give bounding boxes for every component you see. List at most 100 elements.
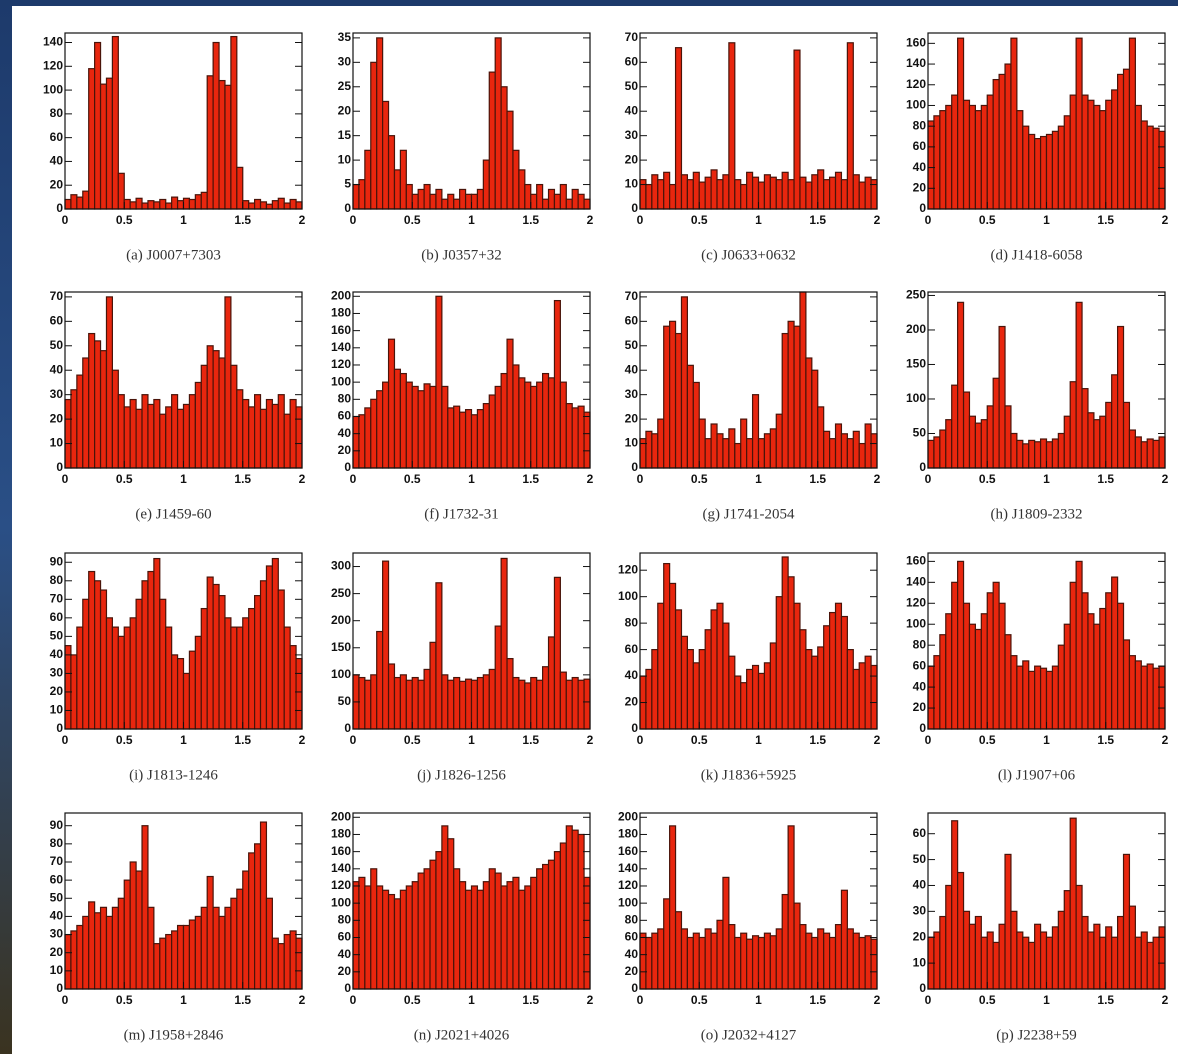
bar [453, 868, 461, 990]
panel-caption: (a) J0007+7303 [126, 247, 221, 263]
x-tick-label: 0.5 [116, 993, 133, 1007]
bar [710, 609, 718, 730]
bar [147, 403, 155, 469]
bar [1034, 138, 1042, 210]
bar [645, 936, 653, 990]
y-tick-label: 200 [906, 322, 926, 336]
bar [986, 931, 994, 990]
x-tick-label: 2 [587, 472, 594, 486]
bar [111, 369, 119, 469]
bar [153, 557, 161, 730]
y-tick-label: 40 [625, 947, 639, 961]
bar [939, 915, 947, 990]
bar [728, 428, 736, 469]
bar [716, 602, 724, 730]
x-tick-label: 2 [299, 993, 306, 1007]
bar [651, 932, 659, 990]
bar [111, 906, 119, 990]
bar [734, 936, 742, 990]
y-tick-label: 30 [625, 128, 639, 142]
y-tick-label: 120 [331, 878, 351, 892]
bar [962, 99, 971, 210]
bar [864, 935, 872, 990]
bar [858, 181, 866, 210]
bar [974, 628, 982, 730]
bar [1128, 37, 1136, 210]
y-tick-label: 50 [625, 338, 639, 352]
bar [423, 383, 431, 469]
bar [129, 617, 137, 730]
bar [1134, 104, 1142, 210]
bar [698, 418, 706, 469]
bar [494, 872, 502, 990]
y-tick-label: 10 [50, 963, 64, 977]
bar [1087, 613, 1095, 730]
bar [1093, 623, 1101, 730]
bar [1063, 890, 1071, 990]
bar [393, 676, 402, 730]
bar [541, 863, 550, 990]
x-tick-label: 1 [755, 213, 762, 227]
bar [547, 377, 556, 469]
bar [429, 385, 437, 469]
y-tick-label: 30 [338, 55, 352, 69]
bar [1152, 439, 1160, 469]
bar [512, 149, 520, 210]
bar [734, 675, 742, 730]
y-tick-label: 60 [913, 826, 927, 840]
x-tick-label: 1.5 [809, 213, 826, 227]
bar [470, 885, 479, 990]
bar [852, 668, 860, 730]
y-tick-label: 0 [344, 981, 351, 995]
bar [429, 193, 437, 210]
bar [530, 385, 538, 469]
bar [512, 364, 520, 469]
bar [153, 398, 161, 469]
bar [980, 936, 988, 990]
bar [530, 193, 538, 210]
bar [464, 409, 473, 469]
bar [1045, 670, 1054, 730]
y-tick-label: 40 [50, 154, 64, 168]
bar [111, 35, 119, 210]
y-tick-label: 50 [338, 694, 352, 708]
bar [123, 879, 131, 990]
panel-caption: (d) J1418-6058 [990, 247, 1082, 263]
bar [435, 582, 443, 730]
y-tick-label: 100 [618, 589, 638, 603]
bar [974, 422, 982, 469]
bar [1158, 436, 1166, 469]
bar [757, 181, 766, 210]
bar [76, 374, 84, 469]
y-tick-label: 10 [625, 436, 639, 450]
y-tick-label: 100 [906, 98, 926, 112]
bar [858, 442, 866, 469]
y-tick-label: 20 [50, 411, 64, 425]
bar [376, 630, 384, 730]
x-tick-label: 2 [1162, 472, 1169, 486]
bar [1016, 665, 1024, 730]
bar [295, 201, 303, 210]
bar [376, 37, 384, 210]
bar [751, 935, 760, 990]
bar [512, 676, 520, 730]
bar [254, 394, 262, 469]
bar [740, 682, 748, 730]
y-tick-label: 40 [50, 362, 64, 376]
bar [704, 176, 712, 210]
bar [405, 381, 413, 469]
bar [998, 602, 1006, 730]
bar [852, 932, 860, 990]
y-tick-label: 50 [50, 629, 64, 643]
y-tick-label: 30 [50, 927, 64, 941]
bar [447, 679, 455, 730]
bar [1081, 94, 1089, 210]
bar [188, 198, 196, 210]
y-tick-label: 20 [338, 443, 352, 457]
y-tick-label: 30 [913, 904, 927, 918]
bar [265, 203, 273, 210]
bar [200, 364, 208, 469]
bar [547, 859, 556, 990]
y-tick-label: 20 [50, 945, 64, 959]
bar [1146, 941, 1154, 990]
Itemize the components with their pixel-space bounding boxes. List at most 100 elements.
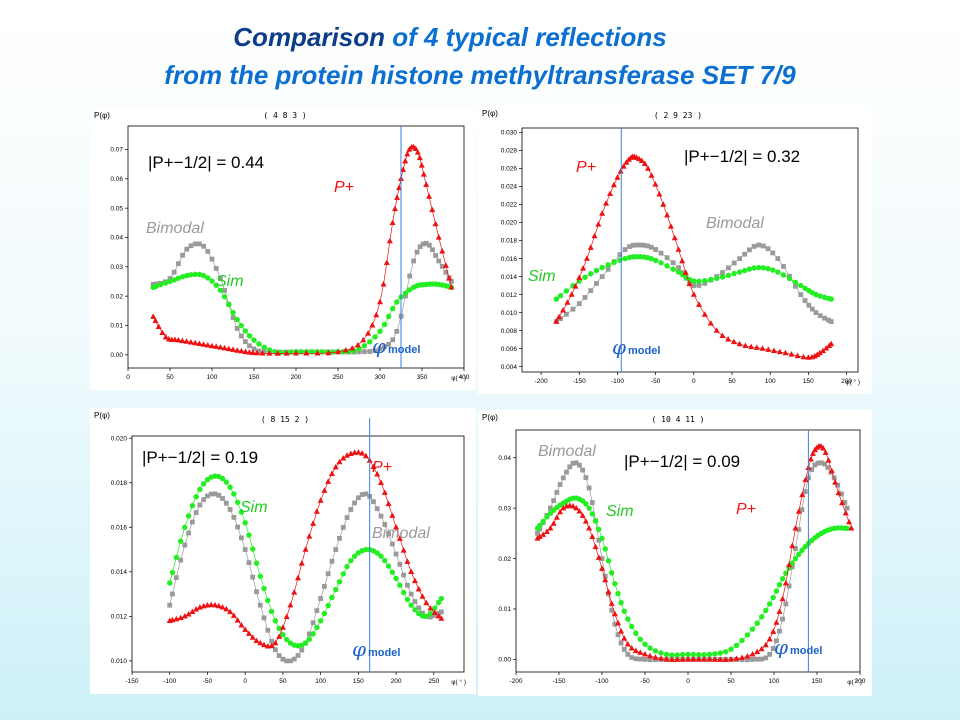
data-point bbox=[701, 656, 708, 662]
data-point bbox=[393, 575, 399, 582]
data-point bbox=[177, 614, 184, 621]
data-point bbox=[189, 503, 196, 509]
data-point bbox=[200, 481, 207, 487]
data-point bbox=[382, 557, 388, 564]
data-point bbox=[356, 346, 362, 352]
data-point bbox=[348, 557, 354, 564]
data-point bbox=[722, 649, 729, 655]
data-point bbox=[782, 349, 789, 356]
data-point bbox=[389, 219, 396, 225]
data-point bbox=[564, 469, 569, 475]
data-point bbox=[798, 292, 804, 297]
data-point bbox=[783, 601, 789, 607]
data-point bbox=[815, 460, 821, 466]
data-point bbox=[431, 609, 438, 615]
data-point bbox=[283, 350, 290, 356]
data-point bbox=[615, 619, 622, 626]
data-point bbox=[374, 550, 380, 556]
data-point bbox=[691, 283, 697, 288]
data-point bbox=[333, 586, 339, 593]
data-point bbox=[809, 306, 815, 312]
data-point bbox=[637, 656, 643, 662]
y-tick-label: 0.016 bbox=[501, 256, 518, 263]
data-point bbox=[298, 560, 305, 566]
data-point bbox=[798, 282, 804, 289]
data-point bbox=[381, 321, 388, 328]
data-point bbox=[774, 638, 779, 644]
data-point bbox=[617, 252, 623, 258]
data-point bbox=[408, 591, 414, 597]
data-point bbox=[162, 333, 169, 340]
data-point bbox=[287, 601, 294, 608]
y-tick-label: 0.014 bbox=[501, 274, 518, 281]
data-point bbox=[209, 342, 215, 349]
data-point bbox=[416, 605, 422, 611]
series-bimodal bbox=[150, 240, 454, 355]
data-point bbox=[419, 593, 426, 599]
data-point bbox=[420, 171, 427, 177]
data-point bbox=[302, 640, 309, 646]
data-point bbox=[707, 320, 714, 326]
y-tick-label: 0.07 bbox=[110, 147, 123, 154]
data-point bbox=[714, 275, 720, 282]
data-point bbox=[261, 615, 267, 621]
data-point bbox=[234, 316, 240, 323]
data-point bbox=[272, 647, 278, 653]
data-point bbox=[217, 344, 224, 350]
data-point bbox=[230, 309, 236, 316]
data-point bbox=[365, 330, 372, 336]
data-point bbox=[708, 276, 714, 283]
phi-model-label: φ model bbox=[372, 334, 420, 358]
data-point bbox=[770, 646, 776, 651]
series-line bbox=[537, 462, 848, 661]
data-point bbox=[239, 535, 244, 541]
data-point bbox=[382, 344, 387, 350]
data-point bbox=[192, 339, 199, 346]
data-point bbox=[744, 653, 751, 659]
plot-frame bbox=[521, 127, 859, 373]
data-point bbox=[186, 530, 191, 536]
y-tick-label: 0.020 bbox=[111, 435, 128, 442]
data-point bbox=[594, 281, 599, 286]
data-point bbox=[725, 336, 732, 342]
x-tick-label: 0 bbox=[243, 678, 247, 685]
data-point bbox=[414, 249, 420, 255]
data-point bbox=[682, 269, 689, 275]
data-point bbox=[253, 637, 260, 643]
data-point bbox=[234, 347, 241, 353]
data-point bbox=[540, 531, 547, 537]
data-point bbox=[796, 527, 802, 532]
data-point bbox=[391, 205, 398, 212]
bimodal-label: Bimodal bbox=[372, 525, 430, 542]
data-point bbox=[596, 526, 602, 532]
data-point bbox=[193, 494, 199, 500]
data-point bbox=[811, 352, 818, 359]
data-point bbox=[789, 560, 795, 566]
data-point bbox=[192, 241, 198, 247]
data-point bbox=[213, 266, 219, 271]
data-point bbox=[802, 544, 808, 550]
data-point bbox=[448, 284, 455, 290]
deviation-annotation: |P+−1/2| = 0.44 bbox=[148, 153, 264, 172]
data-point bbox=[227, 507, 233, 512]
x-tick-label: 150 bbox=[812, 678, 823, 685]
data-point bbox=[588, 288, 594, 294]
data-point bbox=[583, 475, 589, 480]
data-point bbox=[318, 596, 324, 601]
data-point bbox=[389, 569, 396, 575]
data-point bbox=[256, 341, 262, 347]
data-point bbox=[611, 610, 618, 617]
data-point bbox=[269, 638, 274, 644]
data-point bbox=[725, 272, 732, 279]
data-point bbox=[773, 588, 780, 594]
data-point bbox=[446, 275, 453, 281]
data-point bbox=[249, 634, 256, 640]
data-point bbox=[719, 274, 726, 280]
data-point bbox=[776, 608, 783, 614]
data-point bbox=[423, 240, 429, 246]
data-point bbox=[197, 486, 203, 493]
data-point bbox=[402, 290, 409, 296]
data-point bbox=[417, 244, 423, 250]
data-point bbox=[759, 656, 765, 662]
data-point bbox=[620, 163, 627, 169]
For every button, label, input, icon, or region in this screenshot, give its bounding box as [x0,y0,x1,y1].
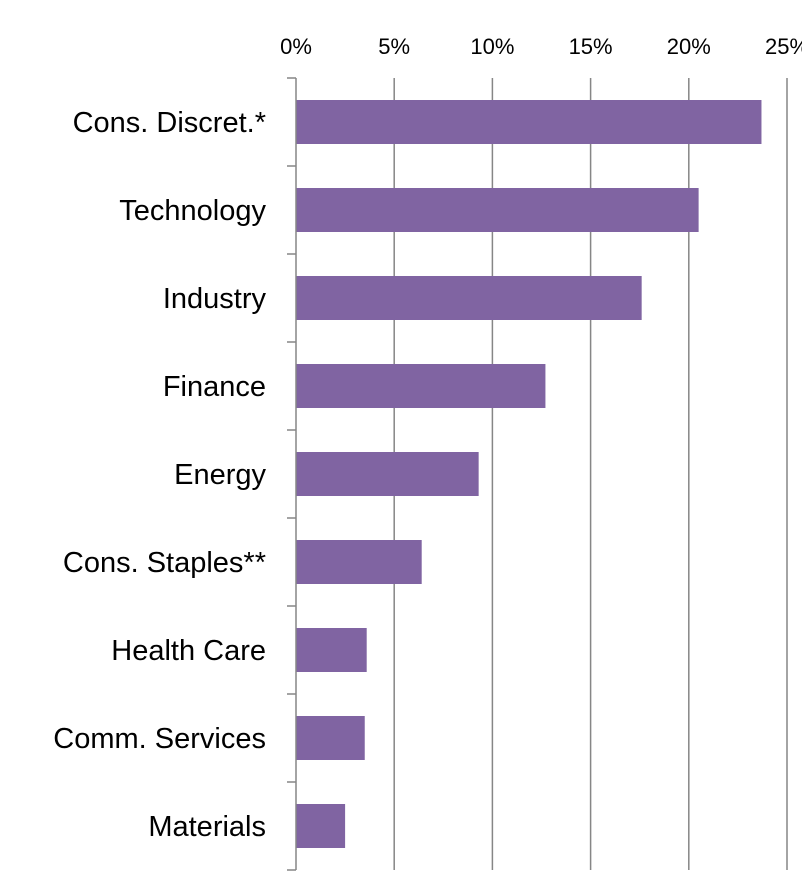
axes [287,77,297,871]
bar-8 [296,804,346,848]
x-tick-label: 15% [569,34,613,59]
bar-7 [296,716,365,760]
bar-1 [296,188,699,232]
category-label: Cons. Staples** [63,547,266,579]
category-label: Finance [163,371,266,403]
category-label: Technology [119,195,266,227]
bar-0 [296,100,762,144]
x-tick-labels: 0% 5% 10% 15% 20% 25% [280,34,802,59]
category-label: Cons. Discret.* [73,107,266,139]
category-label: Industry [163,283,267,315]
x-tick-label: 10% [470,34,514,59]
x-tick-label: 20% [667,34,711,59]
bar-6 [296,628,367,672]
category-label: Energy [174,459,266,491]
x-tick-label: 0% [280,34,312,59]
bar-3 [296,364,546,408]
x-tick-label: 5% [378,34,410,59]
category-label: Health Care [111,635,266,667]
x-tick-label: 25% [765,34,802,59]
bars [296,100,762,848]
bar-5 [296,540,422,584]
bar-4 [296,452,479,496]
bar-2 [296,276,642,320]
category-label: Materials [148,811,266,843]
category-label: Comm. Services [53,723,266,755]
category-labels: Cons. Discret.* Technology Industry Finance… [53,107,266,843]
- - - - - - -
■ Problem details ■
Copy the lines of the listing verbatim, starting with the line that contains "bar [453, 868, 461, 990]" and going on through the line that contains "y-tick-label: 200 [906, 322, 926, 336]".

■ Complete answer ■
bar [453, 868, 461, 990]
panel-caption: (a) J0007+7303 [126, 247, 221, 263]
x-tick-label: 0.5 [116, 993, 133, 1007]
bar [710, 609, 718, 730]
bar [147, 403, 155, 469]
bar [1034, 138, 1042, 210]
bar [645, 936, 653, 990]
y-tick-label: 200 [906, 322, 926, 336]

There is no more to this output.